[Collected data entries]
────────────────

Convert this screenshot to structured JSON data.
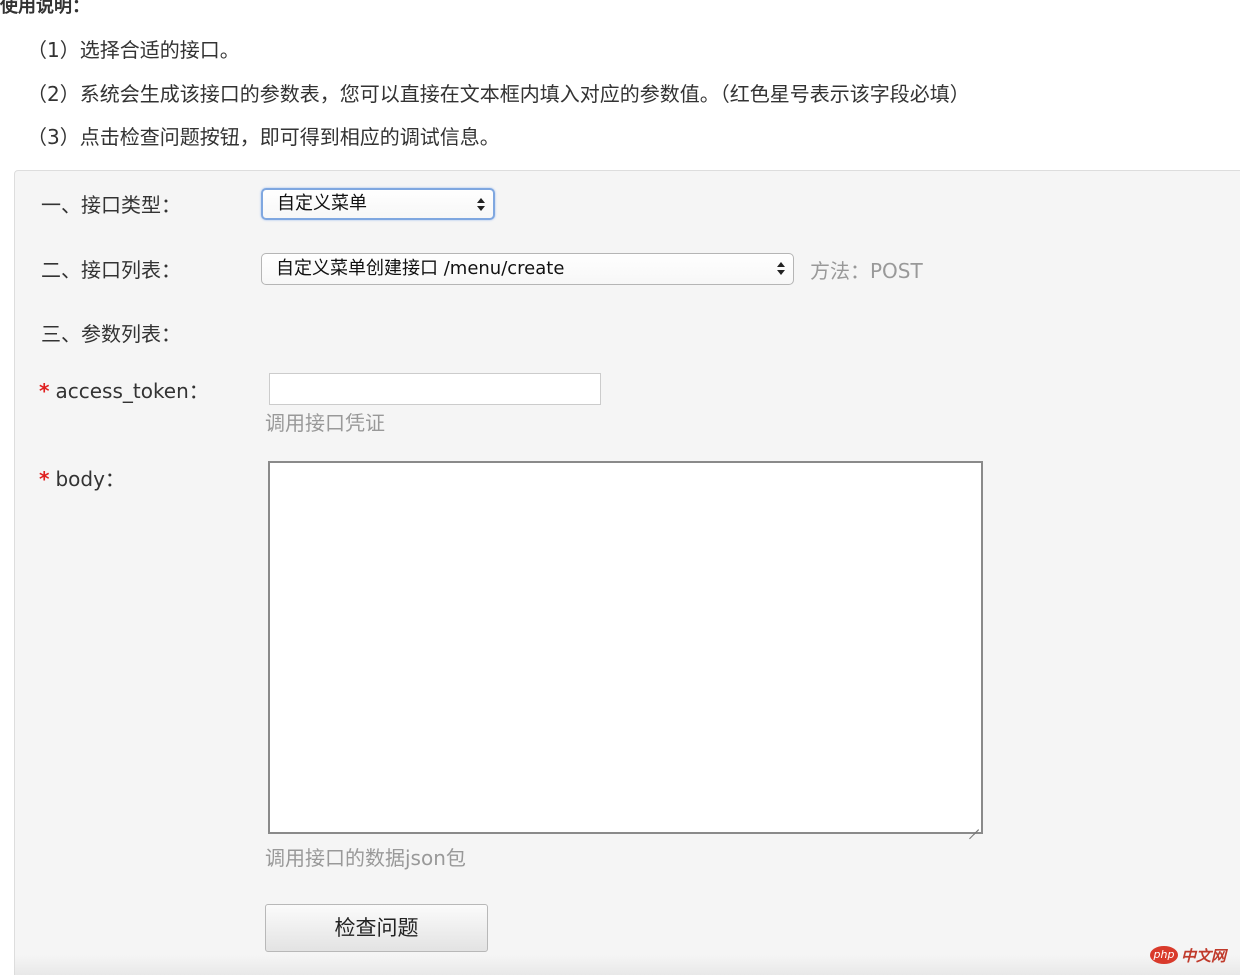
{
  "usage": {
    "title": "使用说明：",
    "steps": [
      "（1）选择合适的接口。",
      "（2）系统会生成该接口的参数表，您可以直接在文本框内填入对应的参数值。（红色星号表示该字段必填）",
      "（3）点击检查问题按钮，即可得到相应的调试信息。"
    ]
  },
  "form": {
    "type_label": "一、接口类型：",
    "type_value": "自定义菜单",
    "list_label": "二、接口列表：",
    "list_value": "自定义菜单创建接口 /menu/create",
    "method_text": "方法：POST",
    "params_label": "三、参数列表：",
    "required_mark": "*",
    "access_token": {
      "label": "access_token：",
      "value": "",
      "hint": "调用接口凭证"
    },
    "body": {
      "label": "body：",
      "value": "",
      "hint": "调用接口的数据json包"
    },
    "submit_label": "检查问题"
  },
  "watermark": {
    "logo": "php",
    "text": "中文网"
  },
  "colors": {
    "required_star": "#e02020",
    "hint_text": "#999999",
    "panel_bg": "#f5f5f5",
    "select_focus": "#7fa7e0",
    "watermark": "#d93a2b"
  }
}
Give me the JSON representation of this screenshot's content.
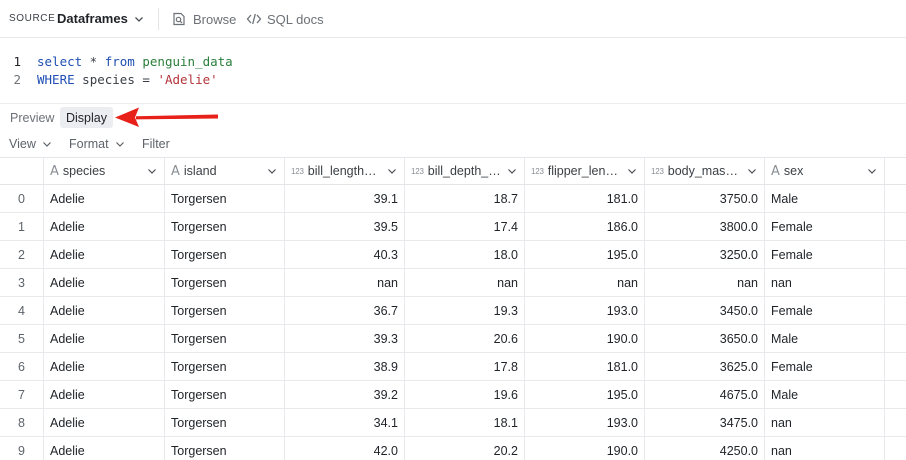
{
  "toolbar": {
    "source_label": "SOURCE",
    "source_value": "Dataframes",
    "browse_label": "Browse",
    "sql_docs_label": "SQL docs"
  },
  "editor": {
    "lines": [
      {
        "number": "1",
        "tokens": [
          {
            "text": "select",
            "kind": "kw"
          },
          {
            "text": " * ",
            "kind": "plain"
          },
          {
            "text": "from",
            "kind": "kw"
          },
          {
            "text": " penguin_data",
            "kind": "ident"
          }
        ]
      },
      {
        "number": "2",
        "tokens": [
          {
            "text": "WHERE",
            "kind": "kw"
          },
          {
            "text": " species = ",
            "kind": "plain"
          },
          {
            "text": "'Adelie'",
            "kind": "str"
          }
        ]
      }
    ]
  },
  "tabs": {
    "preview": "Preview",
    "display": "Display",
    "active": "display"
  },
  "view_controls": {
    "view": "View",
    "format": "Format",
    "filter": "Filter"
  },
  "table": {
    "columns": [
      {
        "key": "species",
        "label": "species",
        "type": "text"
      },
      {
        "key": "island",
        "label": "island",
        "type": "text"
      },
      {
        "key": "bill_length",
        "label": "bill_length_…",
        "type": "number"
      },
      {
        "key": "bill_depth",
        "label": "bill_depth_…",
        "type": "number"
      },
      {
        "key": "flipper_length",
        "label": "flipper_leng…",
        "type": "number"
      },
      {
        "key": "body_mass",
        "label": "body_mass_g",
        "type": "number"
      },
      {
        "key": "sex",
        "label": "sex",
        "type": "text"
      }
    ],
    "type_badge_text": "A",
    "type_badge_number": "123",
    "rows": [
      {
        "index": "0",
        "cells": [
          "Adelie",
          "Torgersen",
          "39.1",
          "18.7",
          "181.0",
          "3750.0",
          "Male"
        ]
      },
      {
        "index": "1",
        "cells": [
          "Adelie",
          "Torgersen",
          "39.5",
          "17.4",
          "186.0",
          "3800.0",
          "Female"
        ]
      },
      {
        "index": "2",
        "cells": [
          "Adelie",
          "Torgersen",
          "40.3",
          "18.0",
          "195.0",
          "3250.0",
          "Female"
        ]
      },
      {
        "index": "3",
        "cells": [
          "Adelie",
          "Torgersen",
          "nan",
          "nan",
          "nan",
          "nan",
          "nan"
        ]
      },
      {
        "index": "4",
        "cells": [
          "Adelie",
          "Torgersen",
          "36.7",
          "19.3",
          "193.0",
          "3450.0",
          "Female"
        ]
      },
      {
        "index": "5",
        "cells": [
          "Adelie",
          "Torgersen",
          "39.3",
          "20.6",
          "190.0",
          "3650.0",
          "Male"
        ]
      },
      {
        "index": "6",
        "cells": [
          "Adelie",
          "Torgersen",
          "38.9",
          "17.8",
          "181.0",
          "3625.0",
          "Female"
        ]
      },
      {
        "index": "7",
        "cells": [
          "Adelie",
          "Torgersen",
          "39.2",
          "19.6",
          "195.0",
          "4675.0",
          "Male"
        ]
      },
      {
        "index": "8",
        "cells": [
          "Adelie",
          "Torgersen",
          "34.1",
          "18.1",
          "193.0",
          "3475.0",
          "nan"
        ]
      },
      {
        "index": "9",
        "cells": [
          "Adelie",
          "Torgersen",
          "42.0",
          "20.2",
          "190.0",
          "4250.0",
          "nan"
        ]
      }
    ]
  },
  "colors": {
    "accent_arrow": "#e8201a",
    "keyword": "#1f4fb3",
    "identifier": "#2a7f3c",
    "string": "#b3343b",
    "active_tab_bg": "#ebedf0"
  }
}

────────────────

To be done -
Write the records above out again exactly, with no pictures in your copy.

Result of the exercise -
Convert this screenshot to structured JSON data.
{
  "usage": {
    "title": "使用说明：",
    "steps": [
      "（1）选择合适的接口。",
      "（2）系统会生成该接口的参数表，您可以直接在文本框内填入对应的参数值。（红色星号表示该字段必填）",
      "（3）点击检查问题按钮，即可得到相应的调试信息。"
    ]
  },
  "form": {
    "type_label": "一、接口类型：",
    "type_value": "自定义菜单",
    "list_label": "二、接口列表：",
    "list_value": "自定义菜单创建接口 /menu/create",
    "method_text": "方法：POST",
    "params_label": "三、参数列表：",
    "required_mark": "*",
    "access_token": {
      "label": "access_token：",
      "value": "",
      "hint": "调用接口凭证"
    },
    "body": {
      "label": "body：",
      "value": "",
      "hint": "调用接口的数据json包"
    },
    "submit_label": "检查问题"
  },
  "watermark": {
    "logo": "php",
    "text": "中文网"
  },
  "colors": {
    "required_star": "#e02020",
    "hint_text": "#999999",
    "panel_bg": "#f5f5f5",
    "select_focus": "#7fa7e0",
    "watermark": "#d93a2b"
  }
}
Give me the JSON representation of this screenshot's content.
{
  "toolbar": {
    "source_label": "SOURCE",
    "source_value": "Dataframes",
    "browse_label": "Browse",
    "sql_docs_label": "SQL docs"
  },
  "editor": {
    "lines": [
      {
        "number": "1",
        "tokens": [
          {
            "text": "select",
            "kind": "kw"
          },
          {
            "text": " * ",
            "kind": "plain"
          },
          {
            "text": "from",
            "kind": "kw"
          },
          {
            "text": " penguin_data",
            "kind": "ident"
          }
        ]
      },
      {
        "number": "2",
        "tokens": [
          {
            "text": "WHERE",
            "kind": "kw"
          },
          {
            "text": " species = ",
            "kind": "plain"
          },
          {
            "text": "'Adelie'",
            "kind": "str"
          }
        ]
      }
    ]
  },
  "tabs": {
    "preview": "Preview",
    "display": "Display",
    "active": "display"
  },
  "view_controls": {
    "view": "View",
    "format": "Format",
    "filter": "Filter"
  },
  "table": {
    "columns": [
      {
        "key": "species",
        "label": "species",
        "type": "text"
      },
      {
        "key": "island",
        "label": "island",
        "type": "text"
      },
      {
        "key": "bill_length",
        "label": "bill_length_…",
        "type": "number"
      },
      {
        "key": "bill_depth",
        "label": "bill_depth_…",
        "type": "number"
      },
      {
        "key": "flipper_length",
        "label": "flipper_leng…",
        "type": "number"
      },
      {
        "key": "body_mass",
        "label": "body_mass_g",
        "type": "number"
      },
      {
        "key": "sex",
        "label": "sex",
        "type": "text"
      }
    ],
    "type_badge_text": "A",
    "type_badge_number": "123",
    "rows": [
      {
        "index": "0",
        "cells": [
          "Adelie",
          "Torgersen",
          "39.1",
          "18.7",
          "181.0",
          "3750.0",
          "Male"
        ]
      },
      {
        "index": "1",
        "cells": [
          "Adelie",
          "Torgersen",
          "39.5",
          "17.4",
          "186.0",
          "3800.0",
          "Female"
        ]
      },
      {
        "index": "2",
        "cells": [
          "Adelie",
          "Torgersen",
          "40.3",
          "18.0",
          "195.0",
          "3250.0",
          "Female"
        ]
      },
      {
        "index": "3",
        "cells": [
          "Adelie",
          "Torgersen",
          "nan",
          "nan",
          "nan",
          "nan",
          "nan"
        ]
      },
      {
        "index": "4",
        "cells": [
          "Adelie",
          "Torgersen",
          "36.7",
          "19.3",
          "193.0",
          "3450.0",
          "Female"
        ]
      },
      {
        "index": "5",
        "cells": [
          "Adelie",
          "Torgersen",
          "39.3",
          "20.6",
          "190.0",
          "3650.0",
          "Male"
        ]
      },
      {
        "index": "6",
        "cells": [
          "Adelie",
          "Torgersen",
          "38.9",
          "17.8",
          "181.0",
          "3625.0",
          "Female"
        ]
      },
      {
        "index": "7",
        "cells": [
          "Adelie",
          "Torgersen",
          "39.2",
          "19.6",
          "195.0",
          "4675.0",
          "Male"
        ]
      },
      {
        "index": "8",
        "cells": [
          "Adelie",
          "Torgersen",
          "34.1",
          "18.1",
          "193.0",
          "3475.0",
          "nan"
        ]
      },
      {
        "index": "9",
        "cells": [
          "Adelie",
          "Torgersen",
          "42.0",
          "20.2",
          "190.0",
          "4250.0",
          "nan"
        ]
      }
    ]
  },
  "colors": {
    "accent_arrow": "#e8201a",
    "keyword": "#1f4fb3",
    "identifier": "#2a7f3c",
    "string": "#b3343b",
    "active_tab_bg": "#ebedf0"
  }
}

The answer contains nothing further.